═════ Records for the exercise

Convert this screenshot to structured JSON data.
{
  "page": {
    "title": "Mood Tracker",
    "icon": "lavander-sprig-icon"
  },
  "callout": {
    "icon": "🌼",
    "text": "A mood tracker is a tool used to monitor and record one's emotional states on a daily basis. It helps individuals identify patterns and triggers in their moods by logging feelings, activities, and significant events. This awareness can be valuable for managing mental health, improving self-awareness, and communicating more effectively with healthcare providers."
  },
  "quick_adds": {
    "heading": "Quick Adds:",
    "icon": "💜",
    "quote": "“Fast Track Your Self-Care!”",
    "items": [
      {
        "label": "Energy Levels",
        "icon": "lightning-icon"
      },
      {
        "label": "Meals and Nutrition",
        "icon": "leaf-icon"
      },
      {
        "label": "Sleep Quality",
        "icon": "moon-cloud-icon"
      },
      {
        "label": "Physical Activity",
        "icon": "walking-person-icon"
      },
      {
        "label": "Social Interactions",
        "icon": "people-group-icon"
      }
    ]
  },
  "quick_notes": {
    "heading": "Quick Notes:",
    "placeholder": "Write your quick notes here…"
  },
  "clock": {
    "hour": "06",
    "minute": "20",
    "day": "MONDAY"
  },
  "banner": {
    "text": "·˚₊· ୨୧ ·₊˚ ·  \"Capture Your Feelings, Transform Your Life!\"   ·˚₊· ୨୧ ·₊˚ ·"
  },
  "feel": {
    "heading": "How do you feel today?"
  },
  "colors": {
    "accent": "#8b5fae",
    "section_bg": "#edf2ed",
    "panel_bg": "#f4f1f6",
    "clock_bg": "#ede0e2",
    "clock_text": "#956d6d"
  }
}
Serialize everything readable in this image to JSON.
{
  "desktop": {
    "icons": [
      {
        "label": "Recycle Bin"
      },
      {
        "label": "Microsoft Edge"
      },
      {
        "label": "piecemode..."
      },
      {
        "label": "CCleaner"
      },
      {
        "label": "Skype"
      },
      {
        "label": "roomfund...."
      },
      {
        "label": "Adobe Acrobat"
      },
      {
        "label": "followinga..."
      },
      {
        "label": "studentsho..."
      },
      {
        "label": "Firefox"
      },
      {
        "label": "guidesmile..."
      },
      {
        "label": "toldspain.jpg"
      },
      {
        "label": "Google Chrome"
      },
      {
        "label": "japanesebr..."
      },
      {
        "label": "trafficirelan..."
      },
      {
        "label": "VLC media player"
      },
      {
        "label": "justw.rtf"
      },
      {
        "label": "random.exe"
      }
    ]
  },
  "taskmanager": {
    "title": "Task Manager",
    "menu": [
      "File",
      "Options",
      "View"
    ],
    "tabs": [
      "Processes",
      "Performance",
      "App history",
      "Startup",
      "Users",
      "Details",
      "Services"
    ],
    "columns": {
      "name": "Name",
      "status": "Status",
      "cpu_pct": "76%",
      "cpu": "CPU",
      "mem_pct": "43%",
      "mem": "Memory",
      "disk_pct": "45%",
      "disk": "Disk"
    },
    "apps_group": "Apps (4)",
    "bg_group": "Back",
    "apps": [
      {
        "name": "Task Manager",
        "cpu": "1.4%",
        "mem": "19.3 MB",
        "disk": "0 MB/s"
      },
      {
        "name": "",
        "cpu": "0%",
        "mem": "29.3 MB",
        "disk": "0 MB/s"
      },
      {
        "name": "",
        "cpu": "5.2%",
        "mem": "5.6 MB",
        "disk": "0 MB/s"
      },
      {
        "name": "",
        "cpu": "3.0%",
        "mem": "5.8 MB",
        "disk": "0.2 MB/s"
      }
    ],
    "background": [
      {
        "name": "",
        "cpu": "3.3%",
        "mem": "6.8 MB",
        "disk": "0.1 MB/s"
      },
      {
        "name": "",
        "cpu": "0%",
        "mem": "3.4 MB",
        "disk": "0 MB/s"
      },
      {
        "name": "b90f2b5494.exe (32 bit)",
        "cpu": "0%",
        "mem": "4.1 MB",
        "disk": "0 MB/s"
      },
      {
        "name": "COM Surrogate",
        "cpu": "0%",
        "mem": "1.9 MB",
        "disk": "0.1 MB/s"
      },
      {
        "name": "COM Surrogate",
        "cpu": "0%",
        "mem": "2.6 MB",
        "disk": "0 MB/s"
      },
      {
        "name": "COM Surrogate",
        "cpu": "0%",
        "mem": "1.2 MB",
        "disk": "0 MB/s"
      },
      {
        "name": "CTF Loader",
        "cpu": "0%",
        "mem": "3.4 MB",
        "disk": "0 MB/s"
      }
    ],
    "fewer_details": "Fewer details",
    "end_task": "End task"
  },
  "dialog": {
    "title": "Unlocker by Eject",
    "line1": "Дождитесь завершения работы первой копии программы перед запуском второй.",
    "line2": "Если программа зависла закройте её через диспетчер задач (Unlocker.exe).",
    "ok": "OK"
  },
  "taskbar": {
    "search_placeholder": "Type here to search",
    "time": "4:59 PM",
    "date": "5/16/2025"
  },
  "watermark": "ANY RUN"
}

══════════

• [Short task]
Tell how many lines of the data include the word "JSON", and nothing else.

• [The output]
2